━━━ RECORDS PROVIDED ━━━

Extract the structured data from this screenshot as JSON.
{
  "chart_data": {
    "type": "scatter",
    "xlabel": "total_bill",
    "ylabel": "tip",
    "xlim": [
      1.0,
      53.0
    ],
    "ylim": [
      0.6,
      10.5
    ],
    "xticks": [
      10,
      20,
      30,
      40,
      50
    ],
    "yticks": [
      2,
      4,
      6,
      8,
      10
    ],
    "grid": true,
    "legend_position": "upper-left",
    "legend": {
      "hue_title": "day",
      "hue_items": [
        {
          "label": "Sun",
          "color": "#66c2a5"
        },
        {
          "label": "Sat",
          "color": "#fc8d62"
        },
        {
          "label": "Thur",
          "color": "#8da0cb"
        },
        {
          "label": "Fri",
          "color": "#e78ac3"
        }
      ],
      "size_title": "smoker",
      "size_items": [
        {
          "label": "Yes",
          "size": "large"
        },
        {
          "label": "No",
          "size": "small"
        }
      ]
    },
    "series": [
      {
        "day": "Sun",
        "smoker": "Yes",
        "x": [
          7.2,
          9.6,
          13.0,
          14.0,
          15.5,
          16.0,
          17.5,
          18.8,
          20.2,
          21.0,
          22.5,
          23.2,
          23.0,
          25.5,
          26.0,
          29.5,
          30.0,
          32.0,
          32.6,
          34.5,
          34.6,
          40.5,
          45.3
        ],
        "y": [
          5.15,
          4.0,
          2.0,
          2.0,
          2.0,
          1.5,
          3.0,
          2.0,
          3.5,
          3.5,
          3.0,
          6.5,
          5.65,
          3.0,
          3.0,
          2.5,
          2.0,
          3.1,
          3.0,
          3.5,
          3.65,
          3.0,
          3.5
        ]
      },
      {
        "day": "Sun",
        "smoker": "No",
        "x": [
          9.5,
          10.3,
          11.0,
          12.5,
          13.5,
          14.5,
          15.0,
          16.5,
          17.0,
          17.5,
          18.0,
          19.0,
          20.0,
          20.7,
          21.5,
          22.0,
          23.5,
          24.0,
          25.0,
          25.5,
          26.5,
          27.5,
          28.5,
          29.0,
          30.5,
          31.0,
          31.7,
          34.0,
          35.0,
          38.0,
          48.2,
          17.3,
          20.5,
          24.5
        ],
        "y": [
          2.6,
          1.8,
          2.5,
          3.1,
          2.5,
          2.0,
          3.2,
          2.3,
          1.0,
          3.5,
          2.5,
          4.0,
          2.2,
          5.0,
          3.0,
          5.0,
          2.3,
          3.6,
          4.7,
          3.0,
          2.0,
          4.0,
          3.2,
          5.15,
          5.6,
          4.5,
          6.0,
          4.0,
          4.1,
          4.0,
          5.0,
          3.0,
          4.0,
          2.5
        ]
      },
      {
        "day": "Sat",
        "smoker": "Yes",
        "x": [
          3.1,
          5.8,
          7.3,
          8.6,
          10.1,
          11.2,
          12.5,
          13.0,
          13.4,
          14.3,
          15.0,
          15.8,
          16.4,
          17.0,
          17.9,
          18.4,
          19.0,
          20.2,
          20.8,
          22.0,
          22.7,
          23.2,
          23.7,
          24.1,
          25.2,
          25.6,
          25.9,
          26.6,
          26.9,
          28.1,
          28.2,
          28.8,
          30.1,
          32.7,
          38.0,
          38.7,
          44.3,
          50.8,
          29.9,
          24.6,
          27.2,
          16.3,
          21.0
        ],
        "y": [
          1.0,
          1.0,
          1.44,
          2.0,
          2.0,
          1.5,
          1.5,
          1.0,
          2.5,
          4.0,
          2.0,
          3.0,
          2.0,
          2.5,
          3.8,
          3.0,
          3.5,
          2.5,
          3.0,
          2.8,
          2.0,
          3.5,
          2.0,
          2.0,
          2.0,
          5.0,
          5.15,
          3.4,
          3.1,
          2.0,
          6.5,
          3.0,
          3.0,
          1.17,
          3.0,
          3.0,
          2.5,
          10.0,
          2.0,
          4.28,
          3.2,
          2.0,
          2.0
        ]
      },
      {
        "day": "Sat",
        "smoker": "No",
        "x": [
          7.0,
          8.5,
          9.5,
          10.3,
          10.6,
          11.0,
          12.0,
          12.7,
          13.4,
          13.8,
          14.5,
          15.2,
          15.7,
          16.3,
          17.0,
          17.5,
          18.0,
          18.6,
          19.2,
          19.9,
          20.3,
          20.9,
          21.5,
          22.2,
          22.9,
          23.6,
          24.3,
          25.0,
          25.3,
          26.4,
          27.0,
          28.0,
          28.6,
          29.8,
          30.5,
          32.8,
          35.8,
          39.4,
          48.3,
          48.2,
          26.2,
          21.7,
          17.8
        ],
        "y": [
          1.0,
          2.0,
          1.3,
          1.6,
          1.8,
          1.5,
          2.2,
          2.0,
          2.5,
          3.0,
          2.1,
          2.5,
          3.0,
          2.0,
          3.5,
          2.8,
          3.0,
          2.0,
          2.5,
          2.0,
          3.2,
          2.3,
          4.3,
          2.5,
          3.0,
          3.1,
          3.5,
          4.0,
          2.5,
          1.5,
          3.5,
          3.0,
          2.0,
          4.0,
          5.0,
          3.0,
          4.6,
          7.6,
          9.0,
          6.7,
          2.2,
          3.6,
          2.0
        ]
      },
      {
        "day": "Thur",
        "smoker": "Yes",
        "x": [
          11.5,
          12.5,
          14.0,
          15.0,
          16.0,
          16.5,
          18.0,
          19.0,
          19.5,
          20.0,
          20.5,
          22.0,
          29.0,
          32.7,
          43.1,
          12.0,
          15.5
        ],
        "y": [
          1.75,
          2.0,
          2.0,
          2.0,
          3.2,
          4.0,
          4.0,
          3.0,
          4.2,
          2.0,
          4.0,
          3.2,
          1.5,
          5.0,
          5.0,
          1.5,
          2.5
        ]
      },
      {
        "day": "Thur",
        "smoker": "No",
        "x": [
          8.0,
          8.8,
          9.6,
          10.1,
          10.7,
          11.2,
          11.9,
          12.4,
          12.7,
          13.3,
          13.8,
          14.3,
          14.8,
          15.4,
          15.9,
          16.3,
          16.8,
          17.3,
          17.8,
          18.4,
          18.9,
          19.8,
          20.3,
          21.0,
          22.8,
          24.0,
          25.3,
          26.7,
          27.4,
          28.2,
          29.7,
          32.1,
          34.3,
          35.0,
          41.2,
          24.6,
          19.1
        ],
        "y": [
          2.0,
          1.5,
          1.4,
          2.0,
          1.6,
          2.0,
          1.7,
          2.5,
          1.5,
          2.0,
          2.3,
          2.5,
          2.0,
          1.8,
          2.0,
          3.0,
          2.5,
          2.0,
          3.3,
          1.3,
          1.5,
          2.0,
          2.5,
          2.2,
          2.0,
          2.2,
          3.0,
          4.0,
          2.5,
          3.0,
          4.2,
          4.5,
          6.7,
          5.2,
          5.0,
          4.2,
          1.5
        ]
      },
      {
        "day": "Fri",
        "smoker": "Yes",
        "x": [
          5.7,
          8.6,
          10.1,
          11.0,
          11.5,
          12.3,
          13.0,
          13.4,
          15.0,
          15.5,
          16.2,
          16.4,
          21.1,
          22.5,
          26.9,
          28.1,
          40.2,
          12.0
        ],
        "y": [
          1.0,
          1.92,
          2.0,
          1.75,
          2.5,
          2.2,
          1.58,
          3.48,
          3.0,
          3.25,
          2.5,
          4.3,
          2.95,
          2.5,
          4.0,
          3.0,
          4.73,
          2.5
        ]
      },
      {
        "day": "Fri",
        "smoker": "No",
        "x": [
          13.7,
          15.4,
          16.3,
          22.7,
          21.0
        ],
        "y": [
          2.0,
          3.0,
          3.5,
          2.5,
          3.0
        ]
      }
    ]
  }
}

━━━

Copy out each line exactly as written.

ANSWER BELOW:
Extract the structured data from this screenshot as JSON.
{
  "chart_data": {
    "type": "scatter",
    "xlabel": "total_bill",
    "ylabel": "tip",
    "xlim": [
      1.0,
      53.0
    ],
    "ylim": [
      0.6,
      10.5
    ],
    "xticks": [
      10,
      20,
      30,
      40,
      50
    ],
    "yticks": [
      2,
      4,
      6,
      8,
      10
    ],
    "grid": true,
    "legend_position": "upper-left",
    "legend": {
      "hue_title": "day",
      "hue_items": [
        {
          "label": "Sun",
          "color": "#66c2a5"
        },
        {
          "label": "Sat",
          "color": "#fc8d62"
        },
        {
          "label": "Thur",
          "color": "#8da0cb"
        },
        {
          "label": "Fri",
          "color": "#e78ac3"
        }
      ],
      "size_title": "smoker",
      "size_items": [
        {
          "label": "Yes",
          "size": "large"
        },
        {
          "label": "No",
          "size": "small"
        }
      ]
    },
    "series": [
      {
        "day": "Sun",
        "smoker": "Yes",
        "x": [
          7.2,
          9.6,
          13.0,
          14.0,
          15.5,
          16.0,
          17.5,
          18.8,
          20.2,
          21.0,
          22.5,
          23.2,
          23.0,
          25.5,
          26.0,
          29.5,
          30.0,
          32.0,
          32.6,
          34.5,
          34.6,
          40.5,
          45.3
        ],
        "y": [
          5.15,
          4.0,
          2.0,
          2.0,
          2.0,
          1.5,
          3.0,
          2.0,
          3.5,
          3.5,
          3.0,
          6.5,
          5.65,
          3.0,
          3.0,
          2.5,
          2.0,
          3.1,
          3.0,
          3.5,
          3.65,
          3.0,
          3.5
        ]
      },
      {
        "day": "Sun",
        "smoker": "No",
        "x": [
          9.5,
          10.3,
          11.0,
          12.5,
          13.5,
          14.5,
          15.0,
          16.5,
          17.0,
          17.5,
          18.0,
          19.0,
          20.0,
          20.7,
          21.5,
          22.0,
          23.5,
          24.0,
          25.0,
          25.5,
          26.5,
          27.5,
          28.5,
          29.0,
          30.5,
          31.0,
          31.7,
          34.0,
          35.0,
          38.0,
          48.2,
          17.3,
          20.5,
          24.5
        ],
        "y": [
          2.6,
          1.8,
          2.5,
          3.1,
          2.5,
          2.0,
          3.2,
          2.3,
          1.0,
          3.5,
          2.5,
          4.0,
          2.2,
          5.0,
          3.0,
          5.0,
          2.3,
          3.6,
          4.7,
          3.0,
          2.0,
          4.0,
          3.2,
          5.15,
          5.6,
          4.5,
          6.0,
          4.0,
          4.1,
          4.0,
          5.0,
          3.0,
          4.0,
          2.5
        ]
      },
      {
        "day": "Sat",
        "smoker": "Yes",
        "x": [
          3.1,
          5.8,
          7.3,
          8.6,
          10.1,
          11.2,
          12.5,
          13.0,
          13.4,
          14.3,
          15.0,
          15.8,
          16.4,
          17.0,
          17.9,
          18.4,
          19.0,
          20.2,
          20.8,
          22.0,
          22.7,
          23.2,
          23.7,
          24.1,
          25.2,
          25.6,
          25.9,
          26.6,
          26.9,
          28.1,
          28.2,
          28.8,
          30.1,
          32.7,
          38.0,
          38.7,
          44.3,
          50.8,
          29.9,
          24.6,
          27.2,
          16.3,
          21.0
        ],
        "y": [
          1.0,
          1.0,
          1.44,
          2.0,
          2.0,
          1.5,
          1.5,
          1.0,
          2.5,
          4.0,
          2.0,
          3.0,
          2.0,
          2.5,
          3.8,
          3.0,
          3.5,
          2.5,
          3.0,
          2.8,
          2.0,
          3.5,
          2.0,
          2.0,
          2.0,
          5.0,
          5.15,
          3.4,
          3.1,
          2.0,
          6.5,
          3.0,
          3.0,
          1.17,
          3.0,
          3.0,
          2.5,
          10.0,
          2.0,
          4.28,
          3.2,
          2.0,
          2.0
        ]
      },
      {
        "day": "Sat",
        "smoker": "No",
        "x": [
          7.0,
          8.5,
          9.5,
          10.3,
          10.6,
          11.0,
          12.0,
          12.7,
          13.4,
          13.8,
          14.5,
          15.2,
          15.7,
          16.3,
          17.0,
          17.5,
          18.0,
          18.6,
          19.2,
          19.9,
          20.3,
          20.9,
          21.5,
          22.2,
          22.9,
          23.6,
          24.3,
          25.0,
          25.3,
          26.4,
          27.0,
          28.0,
          28.6,
          29.8,
          30.5,
          32.8,
          35.8,
          39.4,
          48.3,
          48.2,
          26.2,
          21.7,
          17.8
        ],
        "y": [
          1.0,
          2.0,
          1.3,
          1.6,
          1.8,
          1.5,
          2.2,
          2.0,
          2.5,
          3.0,
          2.1,
          2.5,
          3.0,
          2.0,
          3.5,
          2.8,
          3.0,
          2.0,
          2.5,
          2.0,
          3.2,
          2.3,
          4.3,
          2.5,
          3.0,
          3.1,
          3.5,
          4.0,
          2.5,
          1.5,
          3.5,
          3.0,
          2.0,
          4.0,
          5.0,
          3.0,
          4.6,
          7.6,
          9.0,
          6.7,
          2.2,
          3.6,
          2.0
        ]
      },
      {
        "day": "Thur",
        "smoker": "Yes",
        "x": [
          11.5,
          12.5,
          14.0,
          15.0,
          16.0,
          16.5,
          18.0,
          19.0,
          19.5,
          20.0,
          20.5,
          22.0,
          29.0,
          32.7,
          43.1,
          12.0,
          15.5
        ],
        "y": [
          1.75,
          2.0,
          2.0,
          2.0,
          3.2,
          4.0,
          4.0,
          3.0,
          4.2,
          2.0,
          4.0,
          3.2,
          1.5,
          5.0,
          5.0,
          1.5,
          2.5
        ]
      },
      {
        "day": "Thur",
        "smoker": "No",
        "x": [
          8.0,
          8.8,
          9.6,
          10.1,
          10.7,
          11.2,
          11.9,
          12.4,
          12.7,
          13.3,
          13.8,
          14.3,
          14.8,
          15.4,
          15.9,
          16.3,
          16.8,
          17.3,
          17.8,
          18.4,
          18.9,
          19.8,
          20.3,
          21.0,
          22.8,
          24.0,
          25.3,
          26.7,
          27.4,
          28.2,
          29.7,
          32.1,
          34.3,
          35.0,
          41.2,
          24.6,
          19.1
        ],
        "y": [
          2.0,
          1.5,
          1.4,
          2.0,
          1.6,
          2.0,
          1.7,
          2.5,
          1.5,
          2.0,
          2.3,
          2.5,
          2.0,
          1.8,
          2.0,
          3.0,
          2.5,
          2.0,
          3.3,
          1.3,
          1.5,
          2.0,
          2.5,
          2.2,
          2.0,
          2.2,
          3.0,
          4.0,
          2.5,
          3.0,
          4.2,
          4.5,
          6.7,
          5.2,
          5.0,
          4.2,
          1.5
        ]
      },
      {
        "day": "Fri",
        "smoker": "Yes",
        "x": [
          5.7,
          8.6,
          10.1,
          11.0,
          11.5,
          12.3,
          13.0,
          13.4,
          15.0,
          15.5,
          16.2,
          16.4,
          21.1,
          22.5,
          26.9,
          28.1,
          40.2,
          12.0
        ],
        "y": [
          1.0,
          1.92,
          2.0,
          1.75,
          2.5,
          2.2,
          1.58,
          3.48,
          3.0,
          3.25,
          2.5,
          4.3,
          2.95,
          2.5,
          4.0,
          3.0,
          4.73,
          2.5
        ]
      },
      {
        "day": "Fri",
        "smoker": "No",
        "x": [
          13.7,
          15.4,
          16.3,
          22.7,
          21.0
        ],
        "y": [
          2.0,
          3.0,
          3.5,
          2.5,
          3.0
        ]
      }
    ]
  }
}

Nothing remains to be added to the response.